-------- FONTE --------

MOÇAMBIQUE: DIOCESE DE PEMBA NO CENTRO DO TERROR JIHADISTA

MOÇAMBIQUE: DIOCESE DE PEMBA NO CENTRO DO TERROR JIHADISTA

«A situação está catastrófica»

Desde Outubro de 2017 que a região de Cabo Delgado, no Norte de Moçambique, está sob ataque de grupos terroristas que reclamam pertencer ao Daesh, o tenebroso Estado Islâmico. Os ataques sucedem-se numa espiral imparável de violência. Há pessoas decapitadas, homens, mulheres e crianças raptadas, vilas e aldeias que caíram nas mãos dos jihadistas. A Igreja pede ajuda. A Fundação AIS em Lisboa lançou uma campanha de solidariedade.

A missão da congregação de La Salette, em Muidumbe, foi atacada no fim de Outubro por grupos armados. O padre Edegard Júnior, de sessenta anos de idade, está em Pemba. É na cidade de Pemba, onde se encontram quase todos, que chegam as notícias. O padre Edegard vai recolhendo informações, histórias de pessoas em fuga, gritos de angústia. É dramático. Ao telefone com a Fundação AIS em Lisboa, este missionário saletino brasileiro vai dando conta das últimas histórias. São relatos assustadores. «Há muitas mortes, pessoas decapitadas, pessoas raptadas… A aldeia onde nós moramos chama-se Muambula e foi atacada no dia 30 de Outubro. Os insurgentes continuam lá, eles dominam essa região e estão a queimar muitas casas, há muita gente assassinada…».

--------

## ENUNCIADO 1
Extraia dos registros, sem qualquer alteração, as linhas que vão do início até a linha que contém "next-material-link[interactable]: 下一材料 bbox=[1010, 8, 1062, 27]", incluindo ambas as extremidades.
O texto e os registros são materiais independentes entre si.

-------- MATERIAL DO EXERCÍCIO --------

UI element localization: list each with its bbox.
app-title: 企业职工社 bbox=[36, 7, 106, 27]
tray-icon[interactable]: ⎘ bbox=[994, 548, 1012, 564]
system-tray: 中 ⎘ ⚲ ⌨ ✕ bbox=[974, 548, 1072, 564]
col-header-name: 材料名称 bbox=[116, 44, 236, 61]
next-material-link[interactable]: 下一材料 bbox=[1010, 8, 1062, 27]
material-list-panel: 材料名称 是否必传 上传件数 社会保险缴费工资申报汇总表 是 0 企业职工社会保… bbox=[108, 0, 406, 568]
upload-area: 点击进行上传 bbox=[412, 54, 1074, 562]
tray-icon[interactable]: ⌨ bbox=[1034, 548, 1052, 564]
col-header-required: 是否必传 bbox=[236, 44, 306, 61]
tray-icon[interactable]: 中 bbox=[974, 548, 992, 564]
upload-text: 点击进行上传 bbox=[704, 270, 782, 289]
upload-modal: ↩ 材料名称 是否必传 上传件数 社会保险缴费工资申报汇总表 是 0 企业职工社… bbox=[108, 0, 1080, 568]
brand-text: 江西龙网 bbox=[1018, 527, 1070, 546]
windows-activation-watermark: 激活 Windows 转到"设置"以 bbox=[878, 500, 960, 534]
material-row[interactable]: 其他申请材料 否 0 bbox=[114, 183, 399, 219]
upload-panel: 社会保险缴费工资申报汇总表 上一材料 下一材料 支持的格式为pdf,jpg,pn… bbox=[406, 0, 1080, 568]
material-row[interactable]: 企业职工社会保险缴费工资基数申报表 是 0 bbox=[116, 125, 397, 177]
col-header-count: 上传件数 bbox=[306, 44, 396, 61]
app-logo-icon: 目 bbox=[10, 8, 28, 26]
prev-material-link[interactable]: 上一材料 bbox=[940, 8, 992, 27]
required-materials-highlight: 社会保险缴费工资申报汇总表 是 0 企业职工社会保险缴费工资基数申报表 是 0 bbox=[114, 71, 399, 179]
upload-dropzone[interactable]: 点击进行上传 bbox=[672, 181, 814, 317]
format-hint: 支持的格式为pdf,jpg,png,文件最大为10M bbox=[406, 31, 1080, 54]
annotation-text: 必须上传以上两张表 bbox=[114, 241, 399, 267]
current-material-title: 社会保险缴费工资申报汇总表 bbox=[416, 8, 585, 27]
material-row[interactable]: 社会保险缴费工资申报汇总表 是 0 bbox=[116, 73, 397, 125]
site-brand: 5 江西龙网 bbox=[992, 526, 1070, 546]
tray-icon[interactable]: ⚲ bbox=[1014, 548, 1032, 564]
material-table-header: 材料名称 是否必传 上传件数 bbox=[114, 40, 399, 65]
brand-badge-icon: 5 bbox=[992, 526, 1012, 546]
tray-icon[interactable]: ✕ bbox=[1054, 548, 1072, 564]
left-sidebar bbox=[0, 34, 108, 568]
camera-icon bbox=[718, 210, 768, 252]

--------

## ENUNCIADO 2
Copie do texto sobre Moçambique, sem alterações, o trecho de "Desde Outubro de" a "campanha de solidariedade.".

## RESPOSTA FINAL 1
UI element localization: list each with its bbox.
app-title: 企业职工社 bbox=[36, 7, 106, 27]
tray-icon[interactable]: ⎘ bbox=[994, 548, 1012, 564]
system-tray: 中 ⎘ ⚲ ⌨ ✕ bbox=[974, 548, 1072, 564]
col-header-name: 材料名称 bbox=[116, 44, 236, 61]
next-material-link[interactable]: 下一材料 bbox=[1010, 8, 1062, 27]

## RESPOSTA FINAL 2
Desde Outubro de 2017 que a região de Cabo Delgado, no Norte de Moçambique, está sob ataque de grupos terroristas que reclamam pertencer ao Daesh, o tenebroso Estado Islâmico. Os ataques sucedem-se numa espiral imparável de violência. Há pessoas decapitadas, homens, mulheres e crianças raptadas, vilas e aldeias que caíram nas mãos dos jihadistas. A Igreja pede ajuda. A Fundação AIS em Lisboa lançou uma campanha de solidariedade.